— Start GIVEN DATA —

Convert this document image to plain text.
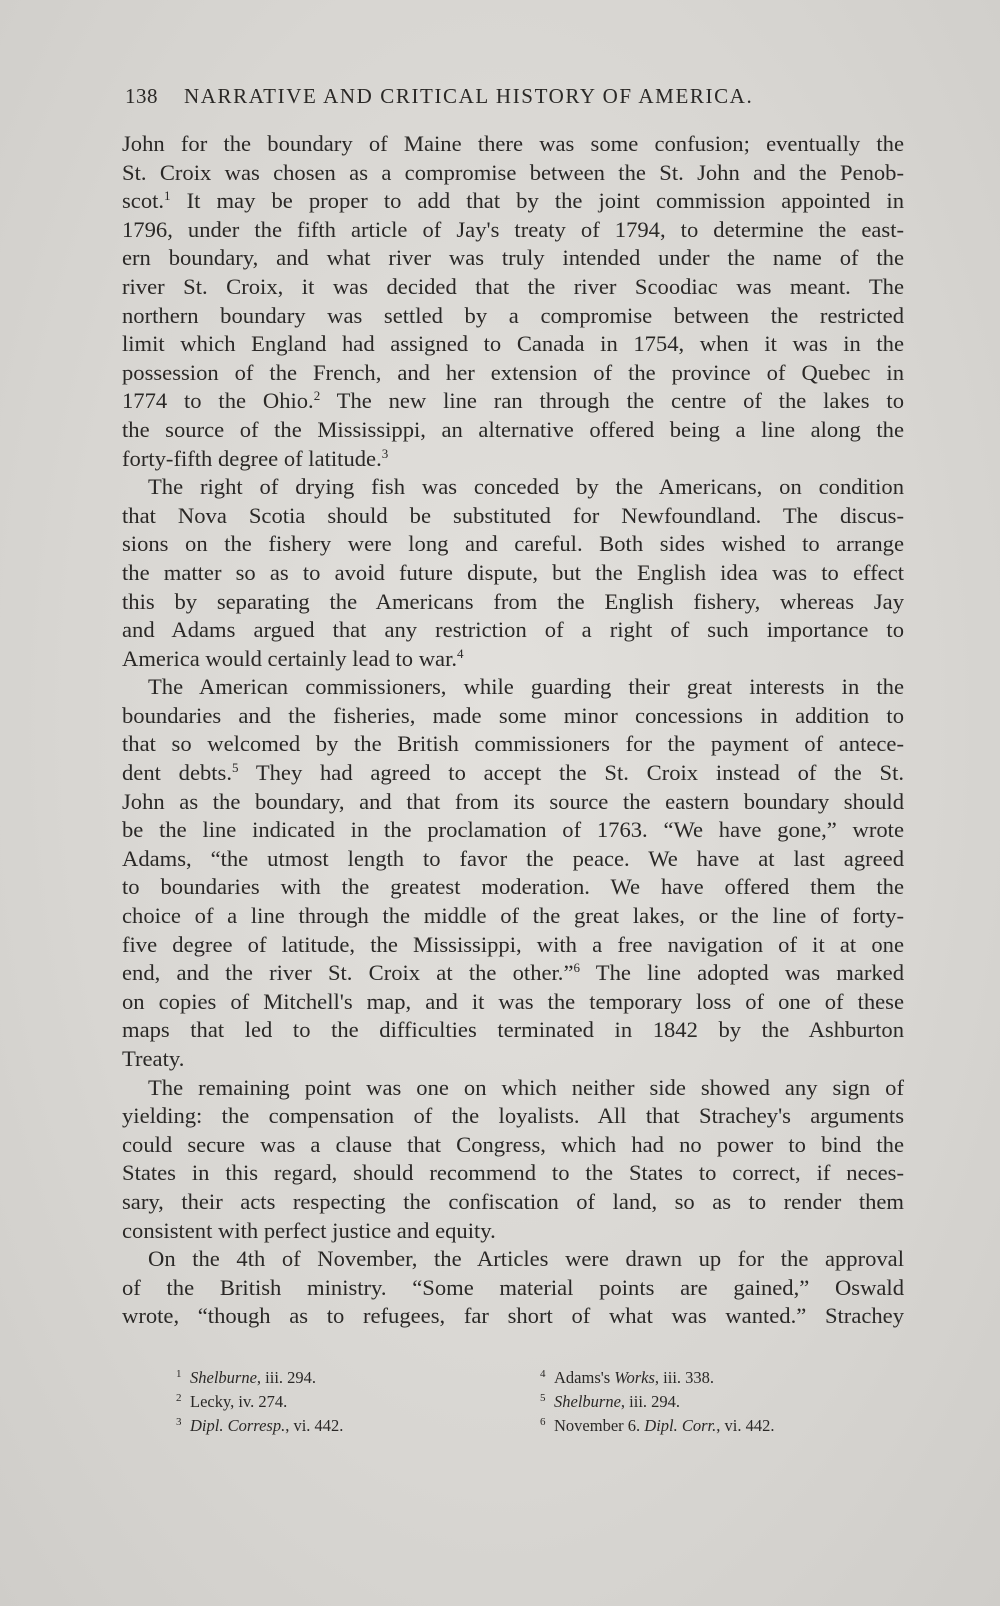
138 NARRATIVE AND CRITICAL HISTORY OF AMERICA.
John for the boundary of Maine there was some confusion; eventually the
St. Croix was chosen as a compromise between the St. John and the Penob-
scot.$^1$ It may be proper to add that by the joint commission appointed in
1796, under the fifth article of Jay's treaty of 1794, to determine the east-
ern boundary, and what river was truly intended under the name of the
river St. Croix, it was decided that the river Scoodiac was meant. The
northern boundary was settled by a compromise between the restricted
limit which England had assigned to Canada in 1754, when it was in the
possession of the French, and her extension of the province of Quebec in
1774 to the Ohio.$^2$ The new line ran through the centre of the lakes to
the source of the Mississippi, an alternative offered being a line along the
forty-fifth degree of latitude.$^3$
The right of drying fish was conceded by the Americans, on condition
that Nova Scotia should be substituted for Newfoundland. The discus-
sions on the fishery were long and careful. Both sides wished to arrange
the matter so as to avoid future dispute, but the English idea was to effect
this by separating the Americans from the English fishery, whereas Jay
and Adams argued that any restriction of a right of such importance to
America would certainly lead to war.$^4$
The American commissioners, while guarding their great interests in the
boundaries and the fisheries, made some minor concessions in addition to
that so welcomed by the British commissioners for the payment of antece-
dent debts.$^5$ They had agreed to accept the St. Croix instead of the St.
John as the boundary, and that from its source the eastern boundary should
be the line indicated in the proclamation of 1763. “We have gone,” wrote
Adams, “the utmost length to favor the peace. We have at last agreed
to boundaries with the greatest moderation. We have offered them the
choice of a line through the middle of the great lakes, or the line of forty-
five degree of latitude, the Mississippi, with a free navigation of it at one
end, and the river St. Croix at the other.”$^6$ The line adopted was marked
on copies of Mitchell's map, and it was the temporary loss of one of these
maps that led to the difficulties terminated in 1842 by the Ashburton
Treaty.
The remaining point was one on which neither side showed any sign of
yielding: the compensation of the loyalists. All that Strachey's arguments
could secure was a clause that Congress, which had no power to bind the
States in this regard, should recommend to the States to correct, if neces-
sary, their acts respecting the confiscation of land, so as to render them
consistent with perfect justice and equity.
On the 4th of November, the Articles were drawn up for the approval
of the British ministry. “Some material points are gained,” Oswald
wrote, “though as to refugees, far short of what was wanted.” Strachey
1 Shelburne, iii. 294.
2 Lecky, iv. 274.
3 Dipl. Corresp., vi. 442.
4 Adams's Works, iii. 338.
5 Shelburne, iii. 294.
6 November 6. Dipl. Corr., vi. 442.
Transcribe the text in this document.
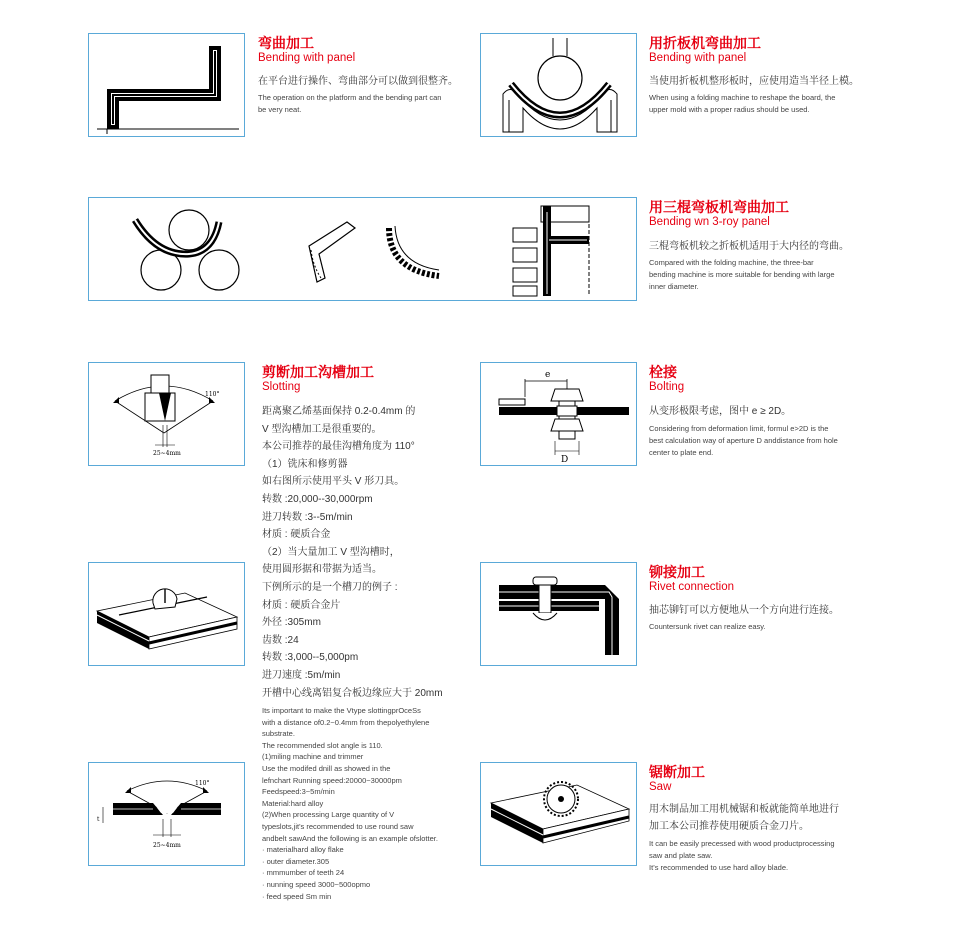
弯曲加工
Bending with panel
在平台进行操作、弯曲部分可以做到很整齐。
The operation on the platform and the bending part can
be very neat.
用折板机弯曲加工
Bending with panel
当使用折板机整形板时，应使用造当半径上模。
When using a folding machine to reshape the board, the
upper mold with a proper radius should be used.
用三棍弯板机弯曲加工
Bending wn 3-roy panel
三棍弯板机较之折板机适用于大内径的弯曲。
Compared with the folding machine, the three-bar
bending machine is more suitable for bending with large
inner diameter.
110°
25~4mm
剪断加工沟槽加工
Slotting
距离聚乙烯基面保持 0.2-0.4mm 的
V 型沟槽加工是很重要的。
本公司推荐的最佳沟槽角度为 110°
（1）铣床和修剪器
如右图所示使用平头 V 形刀具。
转数 :20,000--30,000rpm
进刀转数 :3--5m/min
材质 : 硬质合金
（2）当大量加工 V 型沟槽时，
使用圆形据和带据为适当。
下例所示的是一个槽刀的例子 :
材质 : 硬质合金片
外径 :305mm
齿数 :24
转数 :3,000--5,000pm
进刀速度 :5m/min
开槽中心线离铝复合板边缘应大于 20mm
Its important to make the Vtype slottingprOceSs
with a distance of0.2~0.4mm from thepolyethylene
substrate.
The recommended slot angle is 110.
(1)miling machine and trimmer
Use the modifed dnill as showed in the
lefnchart Running speed:20000~30000pm
Feedspeed:3~5m/min
Material:hard alloy
(2)When processing Large quantity of V
typeslots,jit's recommended to use round saw
andbelt sawAnd the following is an example ofslotter.
· materialhard alloy flake
· outer diameter.305
· mmmumber of teeth 24
· nunning speed 3000~500opmo
· feed speed Sm min
110°
25~4mm
t
e
D
栓接
Bolting
从变形极限考虑，图中 e ≥ 2D。
Considering from deformation limit, formul e>2D is the
best calculation way of aperture D anddistance from hole
center to plate end.
铆接加工
Rivet connection
抽芯铆钉可以方便地从一个方向进行连接。
Countersunk rivet can realize easy.
锯断加工
Saw
用木制品加工用机械锯和板就能简单地进行
加工本公司推荐使用硬质合金刀片。
It can be easily precessed with wood productprocessing
saw and plate saw.
It’s recommended to use hard alloy blade.
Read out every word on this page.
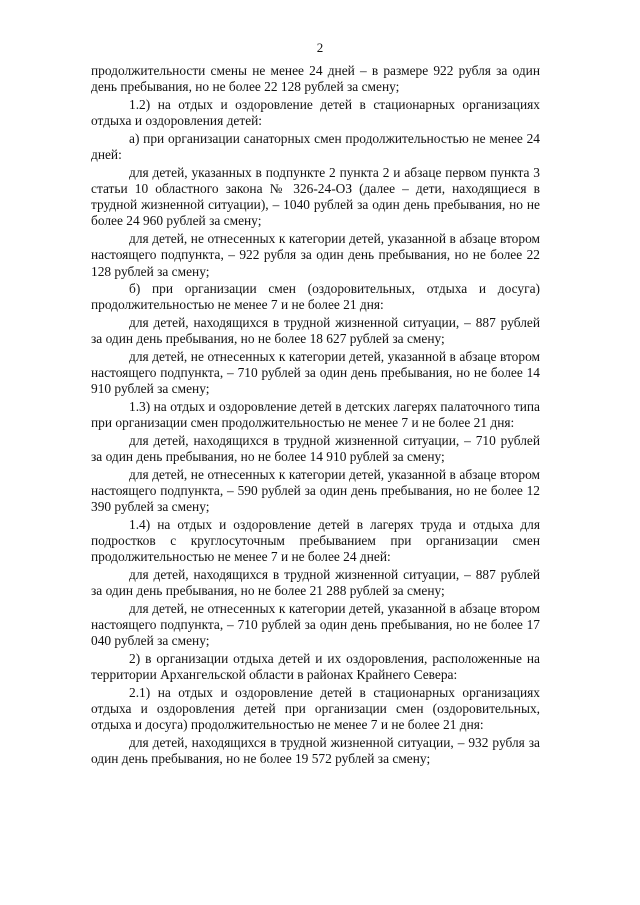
2

продолжительности смены не менее 24 дней – в размере 922 рубля за один день пребывания, но не более 22 128 рублей за смену;

1.2) на отдых и оздоровление детей в стационарных организациях отдыха и оздоровления детей:

а) при организации санаторных смен продолжительностью не менее 24 дней:

для детей, указанных в подпункте 2 пункта 2 и абзаце первом пункта 3 статьи 10 областного закона № 326-24-ОЗ (далее – дети, находящиеся в трудной жизненной ситуации), – 1040 рублей за один день пребывания, но не более 24 960 рублей за смену;

для детей, не отнесенных к категории детей, указанной в абзаце втором настоящего подпункта, – 922 рубля за один день пребывания, но не более 22 128 рублей за смену;

б) при организации смен (оздоровительных, отдыха и досуга) продолжительностью не менее 7 и не более 21 дня:

для детей, находящихся в трудной жизненной ситуации, – 887 рублей за один день пребывания, но не более 18 627 рублей за смену;

для детей, не отнесенных к категории детей, указанной в абзаце втором настоящего подпункта, – 710 рублей за один день пребывания, но не более 14 910 рублей за смену;

1.3) на отдых и оздоровление детей в детских лагерях палаточного типа при организации смен продолжительностью не менее 7 и не более 21 дня:

для детей, находящихся в трудной жизненной ситуации, – 710 рублей за один день пребывания, но не более 14 910 рублей за смену;

для детей, не отнесенных к категории детей, указанной в абзаце втором настоящего подпункта, – 590 рублей за один день пребывания, но не более 12 390 рублей за смену;

1.4) на отдых и оздоровление детей в лагерях труда и отдыха для подростков с круглосуточным пребыванием при организации смен продолжительностью не менее 7 и не более 24 дней:

для детей, находящихся в трудной жизненной ситуации, – 887 рублей за один день пребывания, но не более 21 288 рублей за смену;

для детей, не отнесенных к категории детей, указанной в абзаце втором настоящего подпункта, – 710 рублей за один день пребывания, но не более 17 040 рублей за смену;

2) в организации отдыха детей и их оздоровления, расположенные на территории Архангельской области в районах Крайнего Севера:

2.1) на отдых и оздоровление детей в стационарных организациях отдыха и оздоровления детей при организации смен (оздоровительных, отдыха и досуга) продолжительностью не менее 7 и не более 21 дня:

для детей, находящихся в трудной жизненной ситуации, – 932 рубля за один день пребывания, но не более 19 572 рублей за смену;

— End GIVEN DATA —

## WHAT IS REQUIRED
Using the listing above, show each line holding the string "fishery".

## EXPECTED ANSWER
sions on the fishery were long and careful. Both sides wished to arrange
this by separating the Americans from the English fishery, whereas Jay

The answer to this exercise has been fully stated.